_DIRECTIVE_
Take the entries below and reproduce them word for word.

_Extracts from a graphics dataset_
-- Begin --

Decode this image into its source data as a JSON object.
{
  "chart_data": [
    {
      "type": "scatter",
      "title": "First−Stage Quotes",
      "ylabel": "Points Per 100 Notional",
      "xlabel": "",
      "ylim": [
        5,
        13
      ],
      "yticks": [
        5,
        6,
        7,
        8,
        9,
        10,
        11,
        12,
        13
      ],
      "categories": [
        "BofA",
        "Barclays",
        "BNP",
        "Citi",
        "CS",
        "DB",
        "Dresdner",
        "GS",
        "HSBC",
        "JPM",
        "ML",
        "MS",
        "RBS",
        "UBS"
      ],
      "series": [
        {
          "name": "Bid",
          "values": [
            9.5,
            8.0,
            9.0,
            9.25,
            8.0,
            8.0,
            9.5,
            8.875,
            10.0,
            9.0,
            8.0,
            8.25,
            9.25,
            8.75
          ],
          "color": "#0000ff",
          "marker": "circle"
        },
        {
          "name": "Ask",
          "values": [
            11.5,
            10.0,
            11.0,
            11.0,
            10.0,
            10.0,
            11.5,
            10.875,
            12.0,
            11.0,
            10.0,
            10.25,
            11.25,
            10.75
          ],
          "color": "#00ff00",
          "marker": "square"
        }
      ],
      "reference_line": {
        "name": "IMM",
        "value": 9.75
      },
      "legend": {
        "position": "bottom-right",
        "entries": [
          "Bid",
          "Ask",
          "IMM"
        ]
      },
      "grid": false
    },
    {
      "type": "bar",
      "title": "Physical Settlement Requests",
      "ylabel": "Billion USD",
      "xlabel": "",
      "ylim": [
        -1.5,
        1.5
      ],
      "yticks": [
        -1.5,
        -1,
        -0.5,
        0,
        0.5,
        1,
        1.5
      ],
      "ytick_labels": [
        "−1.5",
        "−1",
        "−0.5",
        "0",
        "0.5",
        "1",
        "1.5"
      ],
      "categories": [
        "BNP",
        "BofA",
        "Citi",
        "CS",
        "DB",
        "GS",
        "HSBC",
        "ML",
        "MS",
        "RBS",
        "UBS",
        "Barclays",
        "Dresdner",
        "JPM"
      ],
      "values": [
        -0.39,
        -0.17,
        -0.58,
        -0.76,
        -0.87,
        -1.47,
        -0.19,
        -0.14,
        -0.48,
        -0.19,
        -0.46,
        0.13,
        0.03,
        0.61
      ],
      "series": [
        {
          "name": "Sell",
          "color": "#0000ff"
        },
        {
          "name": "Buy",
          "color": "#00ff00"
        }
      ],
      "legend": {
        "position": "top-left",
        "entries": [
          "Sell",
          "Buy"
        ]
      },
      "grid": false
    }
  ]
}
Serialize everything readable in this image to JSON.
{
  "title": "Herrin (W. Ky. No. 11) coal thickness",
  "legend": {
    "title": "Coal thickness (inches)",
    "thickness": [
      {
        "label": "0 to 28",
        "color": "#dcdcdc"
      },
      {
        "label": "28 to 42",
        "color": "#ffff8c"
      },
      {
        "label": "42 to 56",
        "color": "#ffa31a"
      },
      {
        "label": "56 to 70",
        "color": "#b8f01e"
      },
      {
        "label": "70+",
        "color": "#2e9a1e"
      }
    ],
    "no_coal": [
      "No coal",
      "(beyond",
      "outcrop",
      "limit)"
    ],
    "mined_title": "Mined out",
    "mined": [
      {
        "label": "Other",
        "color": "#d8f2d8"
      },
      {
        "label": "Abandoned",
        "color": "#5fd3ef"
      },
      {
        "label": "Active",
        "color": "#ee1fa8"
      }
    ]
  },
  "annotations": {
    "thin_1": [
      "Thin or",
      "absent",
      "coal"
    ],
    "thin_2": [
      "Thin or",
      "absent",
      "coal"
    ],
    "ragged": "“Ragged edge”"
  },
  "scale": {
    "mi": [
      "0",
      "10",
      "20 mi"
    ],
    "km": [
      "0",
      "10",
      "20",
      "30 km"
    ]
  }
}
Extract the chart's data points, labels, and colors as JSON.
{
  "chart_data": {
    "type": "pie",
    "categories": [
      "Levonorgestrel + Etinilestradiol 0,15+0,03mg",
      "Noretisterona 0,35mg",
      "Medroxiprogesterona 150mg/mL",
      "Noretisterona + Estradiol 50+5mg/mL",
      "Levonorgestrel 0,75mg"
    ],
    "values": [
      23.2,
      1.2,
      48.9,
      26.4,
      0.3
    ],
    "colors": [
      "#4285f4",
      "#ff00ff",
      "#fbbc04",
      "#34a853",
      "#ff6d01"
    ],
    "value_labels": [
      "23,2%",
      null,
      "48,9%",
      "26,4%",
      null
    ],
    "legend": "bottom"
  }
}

-- End --

_SOLUTION TO THIS EXERCISE_
Decode this image into its source data as a JSON object.
{
  "chart_data": [
    {
      "type": "scatter",
      "title": "First−Stage Quotes",
      "ylabel": "Points Per 100 Notional",
      "xlabel": "",
      "ylim": [
        5,
        13
      ],
      "yticks": [
        5,
        6,
        7,
        8,
        9,
        10,
        11,
        12,
        13
      ],
      "categories": [
        "BofA",
        "Barclays",
        "BNP",
        "Citi",
        "CS",
        "DB",
        "Dresdner",
        "GS",
        "HSBC",
        "JPM",
        "ML",
        "MS",
        "RBS",
        "UBS"
      ],
      "series": [
        {
          "name": "Bid",
          "values": [
            9.5,
            8.0,
            9.0,
            9.25,
            8.0,
            8.0,
            9.5,
            8.875,
            10.0,
            9.0,
            8.0,
            8.25,
            9.25,
            8.75
          ],
          "color": "#0000ff",
          "marker": "circle"
        },
        {
          "name": "Ask",
          "values": [
            11.5,
            10.0,
            11.0,
            11.0,
            10.0,
            10.0,
            11.5,
            10.875,
            12.0,
            11.0,
            10.0,
            10.25,
            11.25,
            10.75
          ],
          "color": "#00ff00",
          "marker": "square"
        }
      ],
      "reference_line": {
        "name": "IMM",
        "value": 9.75
      },
      "legend": {
        "position": "bottom-right",
        "entries": [
          "Bid",
          "Ask",
          "IMM"
        ]
      },
      "grid": false
    },
    {
      "type": "bar",
      "title": "Physical Settlement Requests",
      "ylabel": "Billion USD",
      "xlabel": "",
      "ylim": [
        -1.5,
        1.5
      ],
      "yticks": [
        -1.5,
        -1,
        -0.5,
        0,
        0.5,
        1,
        1.5
      ],
      "ytick_labels": [
        "−1.5",
        "−1",
        "−0.5",
        "0",
        "0.5",
        "1",
        "1.5"
      ],
      "categories": [
        "BNP",
        "BofA",
        "Citi",
        "CS",
        "DB",
        "GS",
        "HSBC",
        "ML",
        "MS",
        "RBS",
        "UBS",
        "Barclays",
        "Dresdner",
        "JPM"
      ],
      "values": [
        -0.39,
        -0.17,
        -0.58,
        -0.76,
        -0.87,
        -1.47,
        -0.19,
        -0.14,
        -0.48,
        -0.19,
        -0.46,
        0.13,
        0.03,
        0.61
      ],
      "series": [
        {
          "name": "Sell",
          "color": "#0000ff"
        },
        {
          "name": "Buy",
          "color": "#00ff00"
        }
      ],
      "legend": {
        "position": "top-left",
        "entries": [
          "Sell",
          "Buy"
        ]
      },
      "grid": false
    }
  ]
}
Serialize everything readable in this image to JSON.
{
  "title": "Herrin (W. Ky. No. 11) coal thickness",
  "legend": {
    "title": "Coal thickness (inches)",
    "thickness": [
      {
        "label": "0 to 28",
        "color": "#dcdcdc"
      },
      {
        "label": "28 to 42",
        "color": "#ffff8c"
      },
      {
        "label": "42 to 56",
        "color": "#ffa31a"
      },
      {
        "label": "56 to 70",
        "color": "#b8f01e"
      },
      {
        "label": "70+",
        "color": "#2e9a1e"
      }
    ],
    "no_coal": [
      "No coal",
      "(beyond",
      "outcrop",
      "limit)"
    ],
    "mined_title": "Mined out",
    "mined": [
      {
        "label": "Other",
        "color": "#d8f2d8"
      },
      {
        "label": "Abandoned",
        "color": "#5fd3ef"
      },
      {
        "label": "Active",
        "color": "#ee1fa8"
      }
    ]
  },
  "annotations": {
    "thin_1": [
      "Thin or",
      "absent",
      "coal"
    ],
    "thin_2": [
      "Thin or",
      "absent",
      "coal"
    ],
    "ragged": "“Ragged edge”"
  },
  "scale": {
    "mi": [
      "0",
      "10",
      "20 mi"
    ],
    "km": [
      "0",
      "10",
      "20",
      "30 km"
    ]
  }
}
Extract the chart's data points, labels, and colors as JSON.
{
  "chart_data": {
    "type": "pie",
    "categories": [
      "Levonorgestrel + Etinilestradiol 0,15+0,03mg",
      "Noretisterona 0,35mg",
      "Medroxiprogesterona 150mg/mL",
      "Noretisterona + Estradiol 50+5mg/mL",
      "Levonorgestrel 0,75mg"
    ],
    "values": [
      23.2,
      1.2,
      48.9,
      26.4,
      0.3
    ],
    "colors": [
      "#4285f4",
      "#ff00ff",
      "#fbbc04",
      "#34a853",
      "#ff6d01"
    ],
    "value_labels": [
      "23,2%",
      null,
      "48,9%",
      "26,4%",
      null
    ],
    "legend": "bottom"
  }
}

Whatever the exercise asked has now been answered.